Requirement => Go through the data underneath and report how many lines hold the string "supra", giving only the number.

Information supplied =>
'''
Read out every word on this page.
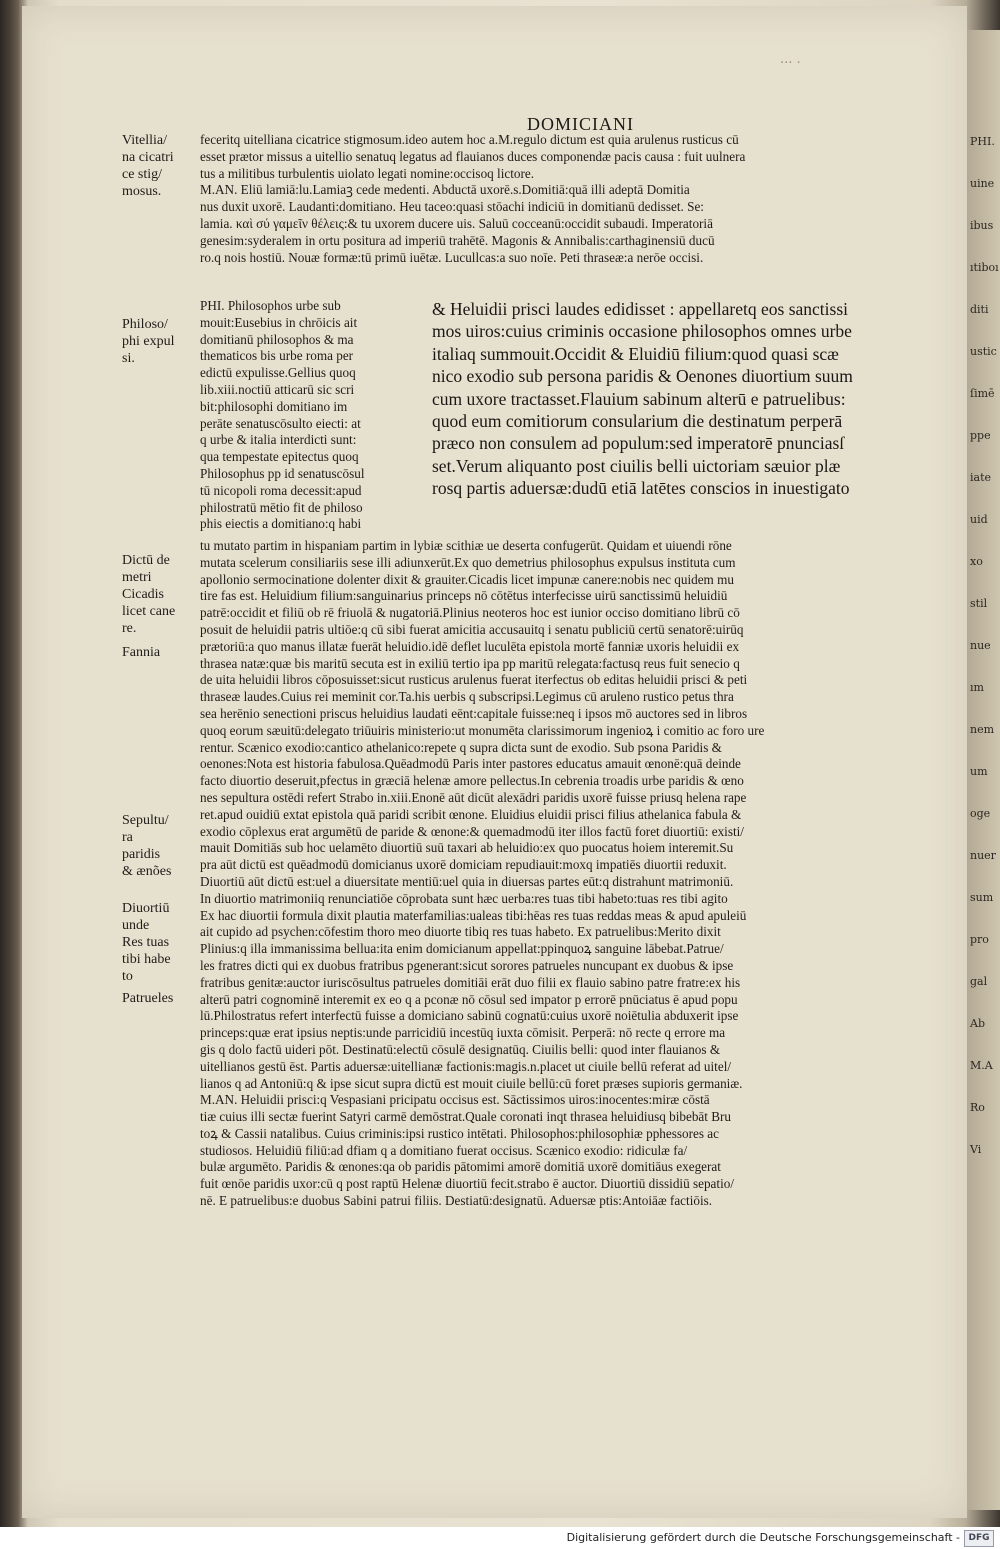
PHI.
uine
ibus
ıtiboı
diti
ustic
ſimē
ppe
iate
uid
xo
stil
nue
ım
nem
um
oge
nuer
sum
pro
gal
Ab
M.A
Ro
Vi
... .
DOMICIANI
feceritq uitelliana cicatrice stigmosum.ideo autem hoc a.M.regulo dictum est quia arulenus rusticus cū
esset prætor missus a uitellio senatuq legatus ad flauianos duces componendæ pacis causa : fuit uulnera
tus a militibus turbulentis uiolato legati nomine:occisoq lictore.
M.AN. Eliū lamiā:lu.Lamiaꝫ cede medenti. Abductā uxorē.s.Domitiā:quā illi adeptā Domitia
nus duxit uxorē. Laudanti:domitiano. Heu taceo:quasi stōachi indiciū in domitianū dedisset. Se:
lamia. καὶ σύ γαμεῖν θέλεις:& tu uxorem ducere uis. Saluū cocceanū:occidit subaudi. Imperatoriā
genesim:syderalem in ortu positura ad imperiū trahētē. Magonis & Annibalis:carthaginensiū ducū
ro.q nois hostiū. Nouæ formæ:tū primū iuētæ. Lucullcas:a suo noīe. Peti thraseæ:a nerōe occisi.
PHI. Philosophos urbe sub
mouit:Eusebius in chrōicis ait
domitianū philosophos & ma
thematicos bis urbe roma per
edictū expulisse.Gellius quoq
lib.xiii.noctiū atticarū sic scri
bit:philosophi domitiano im
perāte senatuscōsulto eiecti: at
q urbe & italia interdicti sunt:
qua tempestate epitectus quoq
Philosophus pp id senatuscōsul
tū nicopoli roma decessit:apud
philostratū mētio fit de philoso
phis eiectis a domitiano:q habi
& Heluidii prisci laudes edidisset : appellaretq eos sanctissi
mos uiros:cuius criminis occasione philosophos omnes urbe
italiaq summouit.Occidit & Eluidiū filium:quod quasi scæ
nico exodio sub persona paridis & Oenones diuortium suum
cum uxore tractasset.Flauium sabinum alterū e patruelibus:
quod eum comitiorum consularium die destinatum perperā
præco non consulem ad populum:sed imperatorē pnunciasſ
set.Verum aliquanto post ciuilis belli uictoriam sæuior plæ
rosq partis aduersæ:dudū etiā latētes conscios in inuestigato
tu mutato partim in hispaniam partim in lybiæ scithiæ ue deserta confugerūt. Quidam et uiuendi rōne
mutata scelerum consiliariis sese illi adiunxerūt.Ex quo demetrius philosophus expulsus instituta cum
apollonio sermocinatione dolenter dixit & grauiter.Cicadis licet impunæ canere:nobis nec quidem mu
tire fas est. Heluidium filium:sanguinarius princeps nō cōtētus interfecisse uirū sanctissimū heluidiū
patrē:occidit et filiū ob rē friuolā & nugatoriā.Plinius neoteros hoc est iunior occiso domitiano librū cō
posuit de heluidii patris ultiōe:q cū sibi fuerat amicitia accusauitq i senatu publiciū certū senatorē:uirūq
prætoriū:a quo manus illatæ fuerāt heluidio.idē deflet luculēta epistola mortē fanniæ uxoris heluidii ex
thrasea natæ:quæ bis maritū secuta est in exiliū tertio ipa pp maritū relegata:factusq reus fuit senecio q
de uita heluidii libros cōposuisset:sicut rusticus arulenus fuerat iterfectus ob editas heluidii prisci & peti
thraseæ laudes.Cuius rei meminit cor.Ta.his uerbis q subscripsi.Legimus cū aruleno rustico petus thra
sea herēnio senectioni priscus heluidius laudati eēnt:capitale fuisse:neq i ipsos mō auctores sed in libros
quoq eorum sæuitū:delegato triūuiris ministerio:ut monumēta clarissimorum ingenioꝝ i comitio ac foro ure
rentur. Scænico exodio:cantico athelanico:repete q supra dicta sunt de exodio. Sub psona Paridis &
oenones:Nota est historia fabulosa.Quēadmodū Paris inter pastores educatus amauit œnonē:quā deinde
facto diuortio deseruit,pfectus in græciā helenæ amore pellectus.In cebrenia troadis urbe paridis & œno
nes sepultura ostēdi refert Strabo in.xiii.Enonē aūt dicūt alexādri paridis uxorē fuisse priusq helena rape
ret.apud ouidiū extat epistola quā paridi scribit œnone. Eluidius eluidii prisci filius athelanica fabula &
exodio cōplexus erat argumētū de paride & œnone:& quemadmodū iter illos factū foret diuortiū: existi/
mauit Domitiās sub hoc uelamēto diuortiū suū taxari ab heluidio:ex quo puocatus hoiem interemit.Su
pra aūt dictū est quēadmodū domicianus uxorē domiciam repudiauit:moxq impatiēs diuortii reduxit.
Diuortiū aūt dictū est:uel a diuersitate mentiū:uel quia in diuersas partes eūt:q distrahunt matrimoniū.
In diuortio matrimoniiq renunciatiōe cōprobata sunt hæc uerba:res tuas tibi habeto:tuas res tibi agito
Ex hac diuortii formula dixit plautia materfamilias:ualeas tibi:hēas res tuas reddas meas & apud apuleiū
ait cupido ad psychen:cōfestim thoro meo diuorte tibiq res tuas habeto. Ex patruelibus:Merito dixit
Plinius:q illa immanissima bellua:ita enim domicianum appellat:ppinquoꝝ sanguine lābebat.Patrue/
les fratres dicti qui ex duobus fratribus pgenerant:sicut sorores patrueles nuncupant ex duobus & ipse
fratribus genitæ:auctor iuriscōsultus patrueles domitiāi erāt duo filii ex flauio sabino patre fratre:ex his
alterū patri cognominē interemit ex eo q a pconæ nō cōsul sed impator p errorē pnūciatus ē apud popu
lū.Philostratus refert interfectū fuisse a domiciano sabinū cognatū:cuius uxorē noiētulia abduxerit ipse
princeps:quæ erat ipsius neptis:unde parricidiū incestūq iuxta cōmisit. Perperā: nō recte q errore ma
gis q dolo factū uideri pōt. Destinatū:electū cōsulē designatūq. Ciuilis belli: quod inter flauianos &
uitellianos gestū ēst. Partis aduersæ:uitellianæ factionis:magis.n.placet ut ciuile bellū referat ad uitel/
lianos q ad Antoniū:q & ipse sicut supra dictū est mouit ciuile bellū:cū foret præses supioris germaniæ.
M.AN. Heluidii prisci:q Vespasiani pricipatu occisus est. Sāctissimos uiros:inocentes:miræ cōstā
tiæ cuius illi sectæ fuerint Satyri carmē demōstrat.Quale coronati inqt thrasea heluidiusq bibebāt Bru
toꝝ & Cassii natalibus. Cuius criminis:ipsi rustico intētati. Philosophos:philosophiæ pphessores ac
studiosos. Heluidiū filiū:ad dfiam q a domitiano fuerat occisus. Scænico exodio: ridiculæ fa/
bulæ argumēto. Paridis & œnones:qa ob paridis pātomimi amorē domitiā uxorē domitiāus exegerat
fuit œnōe paridis uxor:cū q post raptū Helenæ diuortiū fecit.strabo ē auctor. Diuortiū dissidiū sepatio/
nē. E patruelibus:e duobus Sabini patrui filiis. Destiatū:designatū. Aduersæ ptis:Antoiāæ factiōis.
Vitellia/
na cicatri
ce stig/
mosus.
Philoso/
phi expul
si.
Dictū de
metri
Cicadis
licet cane
re.
Fannia
Sepultu/
ra
paridis
& ænões
Diuortiū
unde
Res tuas
tibi habe
to
Patrueles
Digitalisierung gefördert durch die Deutsche Forschungsgemeinschaft - DFG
'''
Answer area => 2